*DATASET CONTENT*

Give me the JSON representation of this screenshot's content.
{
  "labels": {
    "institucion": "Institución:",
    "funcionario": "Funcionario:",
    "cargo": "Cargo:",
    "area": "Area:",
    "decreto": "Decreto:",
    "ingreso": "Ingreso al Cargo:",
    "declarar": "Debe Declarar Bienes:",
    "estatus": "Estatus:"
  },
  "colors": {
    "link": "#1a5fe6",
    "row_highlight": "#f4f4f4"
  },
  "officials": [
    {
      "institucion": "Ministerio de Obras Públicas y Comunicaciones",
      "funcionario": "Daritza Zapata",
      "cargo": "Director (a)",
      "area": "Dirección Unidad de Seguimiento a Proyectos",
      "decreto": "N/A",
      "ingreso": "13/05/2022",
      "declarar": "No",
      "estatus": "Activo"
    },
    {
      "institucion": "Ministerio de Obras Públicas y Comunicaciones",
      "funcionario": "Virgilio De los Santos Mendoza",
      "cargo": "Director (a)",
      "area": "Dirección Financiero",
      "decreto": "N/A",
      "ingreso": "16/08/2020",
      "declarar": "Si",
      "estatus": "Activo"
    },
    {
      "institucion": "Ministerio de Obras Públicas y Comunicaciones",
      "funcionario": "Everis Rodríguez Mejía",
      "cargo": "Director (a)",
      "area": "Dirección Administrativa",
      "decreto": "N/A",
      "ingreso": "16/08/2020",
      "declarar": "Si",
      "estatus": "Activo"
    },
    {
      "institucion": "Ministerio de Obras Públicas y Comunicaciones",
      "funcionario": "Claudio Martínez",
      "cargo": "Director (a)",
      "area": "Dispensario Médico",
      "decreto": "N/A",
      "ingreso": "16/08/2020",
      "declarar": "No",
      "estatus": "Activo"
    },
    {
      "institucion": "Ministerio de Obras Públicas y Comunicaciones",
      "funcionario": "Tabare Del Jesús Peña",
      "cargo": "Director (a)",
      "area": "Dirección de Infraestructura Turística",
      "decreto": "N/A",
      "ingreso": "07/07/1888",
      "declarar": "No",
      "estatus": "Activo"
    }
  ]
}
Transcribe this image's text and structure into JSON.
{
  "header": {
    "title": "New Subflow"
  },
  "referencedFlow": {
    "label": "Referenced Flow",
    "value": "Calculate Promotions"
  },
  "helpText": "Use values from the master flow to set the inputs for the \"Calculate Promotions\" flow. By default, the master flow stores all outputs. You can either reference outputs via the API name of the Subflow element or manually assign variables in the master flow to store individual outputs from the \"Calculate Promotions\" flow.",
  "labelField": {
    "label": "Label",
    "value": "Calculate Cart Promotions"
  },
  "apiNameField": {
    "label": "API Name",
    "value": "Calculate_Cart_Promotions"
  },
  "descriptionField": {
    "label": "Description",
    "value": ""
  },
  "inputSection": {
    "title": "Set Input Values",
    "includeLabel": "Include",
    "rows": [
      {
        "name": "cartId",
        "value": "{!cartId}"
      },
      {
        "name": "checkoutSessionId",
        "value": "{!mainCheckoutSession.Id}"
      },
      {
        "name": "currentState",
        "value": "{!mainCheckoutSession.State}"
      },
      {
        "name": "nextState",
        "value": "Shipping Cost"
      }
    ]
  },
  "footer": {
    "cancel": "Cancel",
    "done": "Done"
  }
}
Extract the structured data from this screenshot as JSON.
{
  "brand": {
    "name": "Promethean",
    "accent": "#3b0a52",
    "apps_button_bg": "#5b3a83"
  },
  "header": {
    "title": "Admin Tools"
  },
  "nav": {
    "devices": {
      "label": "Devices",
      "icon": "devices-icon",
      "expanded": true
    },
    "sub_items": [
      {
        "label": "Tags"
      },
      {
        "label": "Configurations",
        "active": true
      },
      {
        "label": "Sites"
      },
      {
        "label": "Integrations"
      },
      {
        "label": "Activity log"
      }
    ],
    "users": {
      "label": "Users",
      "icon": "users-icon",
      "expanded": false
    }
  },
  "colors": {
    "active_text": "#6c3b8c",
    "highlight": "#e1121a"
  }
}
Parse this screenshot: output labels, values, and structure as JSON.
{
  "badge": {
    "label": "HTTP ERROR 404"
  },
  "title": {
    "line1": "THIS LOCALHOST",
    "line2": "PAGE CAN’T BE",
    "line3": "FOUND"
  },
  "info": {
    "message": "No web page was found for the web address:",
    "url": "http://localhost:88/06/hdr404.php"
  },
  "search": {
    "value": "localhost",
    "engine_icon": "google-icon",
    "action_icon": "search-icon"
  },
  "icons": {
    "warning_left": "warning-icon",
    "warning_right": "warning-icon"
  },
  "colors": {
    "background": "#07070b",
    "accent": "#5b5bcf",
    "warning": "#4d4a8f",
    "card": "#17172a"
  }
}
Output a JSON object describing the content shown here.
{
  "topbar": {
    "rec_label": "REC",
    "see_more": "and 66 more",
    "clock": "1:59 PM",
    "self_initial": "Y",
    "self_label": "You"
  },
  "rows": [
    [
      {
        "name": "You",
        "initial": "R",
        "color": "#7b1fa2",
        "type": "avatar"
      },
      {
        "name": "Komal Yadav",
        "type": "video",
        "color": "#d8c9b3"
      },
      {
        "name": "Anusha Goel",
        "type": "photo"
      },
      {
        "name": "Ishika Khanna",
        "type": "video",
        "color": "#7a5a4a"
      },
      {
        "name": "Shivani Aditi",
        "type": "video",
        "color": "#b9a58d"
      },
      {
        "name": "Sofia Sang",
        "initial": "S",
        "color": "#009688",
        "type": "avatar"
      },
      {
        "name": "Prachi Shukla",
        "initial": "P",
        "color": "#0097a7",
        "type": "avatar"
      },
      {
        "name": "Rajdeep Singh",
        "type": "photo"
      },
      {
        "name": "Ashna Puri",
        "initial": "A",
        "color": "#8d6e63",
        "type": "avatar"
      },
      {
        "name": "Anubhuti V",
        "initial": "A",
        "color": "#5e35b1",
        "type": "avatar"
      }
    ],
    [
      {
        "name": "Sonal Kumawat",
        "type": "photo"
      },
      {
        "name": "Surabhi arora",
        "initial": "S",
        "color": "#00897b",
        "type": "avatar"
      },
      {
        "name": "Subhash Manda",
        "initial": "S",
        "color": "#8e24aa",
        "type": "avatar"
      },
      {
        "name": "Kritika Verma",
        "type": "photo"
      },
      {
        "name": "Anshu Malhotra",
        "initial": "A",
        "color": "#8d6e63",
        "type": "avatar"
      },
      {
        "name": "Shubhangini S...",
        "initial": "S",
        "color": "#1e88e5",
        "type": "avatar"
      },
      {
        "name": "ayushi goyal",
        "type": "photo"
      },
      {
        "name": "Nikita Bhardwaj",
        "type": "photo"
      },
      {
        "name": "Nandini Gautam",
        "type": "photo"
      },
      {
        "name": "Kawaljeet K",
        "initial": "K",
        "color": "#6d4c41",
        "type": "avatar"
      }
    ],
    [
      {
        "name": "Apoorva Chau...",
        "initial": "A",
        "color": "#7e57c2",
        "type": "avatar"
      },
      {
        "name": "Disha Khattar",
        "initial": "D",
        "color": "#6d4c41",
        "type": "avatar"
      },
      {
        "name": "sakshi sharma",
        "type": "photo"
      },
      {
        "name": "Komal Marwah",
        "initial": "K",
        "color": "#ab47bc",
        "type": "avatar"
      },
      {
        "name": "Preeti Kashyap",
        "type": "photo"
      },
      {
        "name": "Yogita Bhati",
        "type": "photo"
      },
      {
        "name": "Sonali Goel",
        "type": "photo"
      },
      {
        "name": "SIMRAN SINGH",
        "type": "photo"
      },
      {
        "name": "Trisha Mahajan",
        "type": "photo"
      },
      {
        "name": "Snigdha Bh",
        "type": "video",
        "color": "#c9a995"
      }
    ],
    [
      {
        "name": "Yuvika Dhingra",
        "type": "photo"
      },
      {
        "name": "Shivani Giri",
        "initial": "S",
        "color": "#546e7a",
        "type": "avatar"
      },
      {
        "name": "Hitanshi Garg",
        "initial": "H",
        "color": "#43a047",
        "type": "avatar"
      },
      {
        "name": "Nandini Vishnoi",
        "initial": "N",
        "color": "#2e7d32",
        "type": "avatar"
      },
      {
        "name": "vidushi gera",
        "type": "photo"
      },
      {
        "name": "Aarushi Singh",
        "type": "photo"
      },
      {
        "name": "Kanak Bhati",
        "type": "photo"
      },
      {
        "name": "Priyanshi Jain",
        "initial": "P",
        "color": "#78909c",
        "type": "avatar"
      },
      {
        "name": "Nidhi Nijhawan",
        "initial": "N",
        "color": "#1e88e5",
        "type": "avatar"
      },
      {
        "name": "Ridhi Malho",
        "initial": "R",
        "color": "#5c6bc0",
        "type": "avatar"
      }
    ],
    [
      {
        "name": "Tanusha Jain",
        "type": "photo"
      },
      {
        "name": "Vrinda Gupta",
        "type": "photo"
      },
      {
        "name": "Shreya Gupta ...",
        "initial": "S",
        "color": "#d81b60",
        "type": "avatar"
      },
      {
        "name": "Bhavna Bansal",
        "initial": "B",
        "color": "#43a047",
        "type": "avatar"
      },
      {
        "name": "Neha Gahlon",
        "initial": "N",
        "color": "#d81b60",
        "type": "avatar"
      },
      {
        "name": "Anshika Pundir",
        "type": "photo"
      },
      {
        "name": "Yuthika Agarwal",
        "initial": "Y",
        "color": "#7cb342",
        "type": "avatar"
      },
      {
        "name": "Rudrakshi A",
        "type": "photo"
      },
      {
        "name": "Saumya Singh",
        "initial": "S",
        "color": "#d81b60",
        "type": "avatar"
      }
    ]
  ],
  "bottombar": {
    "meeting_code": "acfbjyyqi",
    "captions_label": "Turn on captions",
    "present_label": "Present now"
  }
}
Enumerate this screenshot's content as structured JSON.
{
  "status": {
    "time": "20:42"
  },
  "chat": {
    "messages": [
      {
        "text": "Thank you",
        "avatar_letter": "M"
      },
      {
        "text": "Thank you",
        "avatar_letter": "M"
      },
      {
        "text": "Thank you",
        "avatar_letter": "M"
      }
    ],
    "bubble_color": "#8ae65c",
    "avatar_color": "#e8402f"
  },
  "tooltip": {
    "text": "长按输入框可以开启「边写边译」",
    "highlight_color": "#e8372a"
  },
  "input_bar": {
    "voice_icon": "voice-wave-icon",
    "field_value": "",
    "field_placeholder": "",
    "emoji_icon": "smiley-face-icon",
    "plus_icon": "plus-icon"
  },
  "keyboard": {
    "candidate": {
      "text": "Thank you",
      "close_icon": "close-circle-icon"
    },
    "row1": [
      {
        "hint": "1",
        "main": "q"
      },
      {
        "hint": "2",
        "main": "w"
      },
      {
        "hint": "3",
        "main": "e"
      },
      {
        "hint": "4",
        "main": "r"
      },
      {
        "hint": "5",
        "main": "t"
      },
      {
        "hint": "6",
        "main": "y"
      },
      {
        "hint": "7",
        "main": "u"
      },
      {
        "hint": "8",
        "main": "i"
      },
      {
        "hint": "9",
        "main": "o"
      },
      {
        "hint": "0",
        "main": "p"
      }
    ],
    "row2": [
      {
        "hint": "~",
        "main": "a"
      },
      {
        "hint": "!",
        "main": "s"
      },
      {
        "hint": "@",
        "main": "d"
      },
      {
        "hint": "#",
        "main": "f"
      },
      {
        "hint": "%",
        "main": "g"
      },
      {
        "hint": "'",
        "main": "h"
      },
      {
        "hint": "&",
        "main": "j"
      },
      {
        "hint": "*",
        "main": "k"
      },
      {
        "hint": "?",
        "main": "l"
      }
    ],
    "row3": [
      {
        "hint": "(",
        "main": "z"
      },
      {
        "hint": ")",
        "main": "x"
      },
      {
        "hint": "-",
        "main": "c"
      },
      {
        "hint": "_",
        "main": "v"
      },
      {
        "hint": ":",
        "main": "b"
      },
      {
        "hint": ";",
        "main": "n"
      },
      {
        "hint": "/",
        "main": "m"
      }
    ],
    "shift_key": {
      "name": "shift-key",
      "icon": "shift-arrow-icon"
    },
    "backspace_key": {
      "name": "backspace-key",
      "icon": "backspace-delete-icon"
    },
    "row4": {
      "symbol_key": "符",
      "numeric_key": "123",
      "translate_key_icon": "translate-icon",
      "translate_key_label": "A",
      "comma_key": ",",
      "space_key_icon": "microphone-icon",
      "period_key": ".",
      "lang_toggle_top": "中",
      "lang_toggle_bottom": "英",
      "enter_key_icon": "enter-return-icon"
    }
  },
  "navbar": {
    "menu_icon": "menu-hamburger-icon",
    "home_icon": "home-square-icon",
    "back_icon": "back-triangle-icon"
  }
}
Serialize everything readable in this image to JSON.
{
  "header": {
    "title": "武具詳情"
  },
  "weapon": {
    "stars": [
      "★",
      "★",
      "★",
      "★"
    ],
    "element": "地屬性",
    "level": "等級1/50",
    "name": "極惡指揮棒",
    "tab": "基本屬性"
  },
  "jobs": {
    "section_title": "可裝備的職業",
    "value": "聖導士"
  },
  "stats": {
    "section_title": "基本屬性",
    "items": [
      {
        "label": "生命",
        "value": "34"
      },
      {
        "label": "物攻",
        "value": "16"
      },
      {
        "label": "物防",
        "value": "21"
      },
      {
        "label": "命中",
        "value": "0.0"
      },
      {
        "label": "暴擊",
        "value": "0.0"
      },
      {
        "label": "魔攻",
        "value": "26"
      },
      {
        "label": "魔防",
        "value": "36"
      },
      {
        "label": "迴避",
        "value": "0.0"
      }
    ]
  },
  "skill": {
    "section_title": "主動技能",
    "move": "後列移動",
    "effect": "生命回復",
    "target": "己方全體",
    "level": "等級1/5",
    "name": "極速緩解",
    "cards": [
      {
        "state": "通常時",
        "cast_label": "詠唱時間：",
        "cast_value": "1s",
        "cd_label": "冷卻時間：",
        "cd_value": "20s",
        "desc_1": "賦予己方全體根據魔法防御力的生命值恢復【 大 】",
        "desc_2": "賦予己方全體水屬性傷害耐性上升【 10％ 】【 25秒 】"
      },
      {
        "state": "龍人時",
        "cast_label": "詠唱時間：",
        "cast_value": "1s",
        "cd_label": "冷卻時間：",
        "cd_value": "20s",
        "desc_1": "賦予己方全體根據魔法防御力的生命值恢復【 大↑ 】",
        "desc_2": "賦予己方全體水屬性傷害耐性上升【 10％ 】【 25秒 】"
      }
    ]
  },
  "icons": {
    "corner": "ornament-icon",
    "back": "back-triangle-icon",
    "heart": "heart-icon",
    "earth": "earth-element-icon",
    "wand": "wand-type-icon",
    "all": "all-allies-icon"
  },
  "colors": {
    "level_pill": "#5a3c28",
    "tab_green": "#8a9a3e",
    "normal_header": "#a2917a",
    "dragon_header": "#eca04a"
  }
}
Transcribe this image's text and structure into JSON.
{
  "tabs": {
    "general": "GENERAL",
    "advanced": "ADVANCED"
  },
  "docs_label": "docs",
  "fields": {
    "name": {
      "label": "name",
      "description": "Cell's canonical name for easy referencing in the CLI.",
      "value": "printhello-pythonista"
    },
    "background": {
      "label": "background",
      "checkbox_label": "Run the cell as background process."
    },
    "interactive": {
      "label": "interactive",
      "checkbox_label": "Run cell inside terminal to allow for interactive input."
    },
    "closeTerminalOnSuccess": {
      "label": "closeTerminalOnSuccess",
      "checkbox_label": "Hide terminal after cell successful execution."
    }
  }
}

*STATED PROBLEM*
Identify the lines in the entries that hold "Jain" and return each one.

*RESULT OF THIS EXERCISE*
        "name": "Priyanshi Jain",
        "name": "Tanusha Jain",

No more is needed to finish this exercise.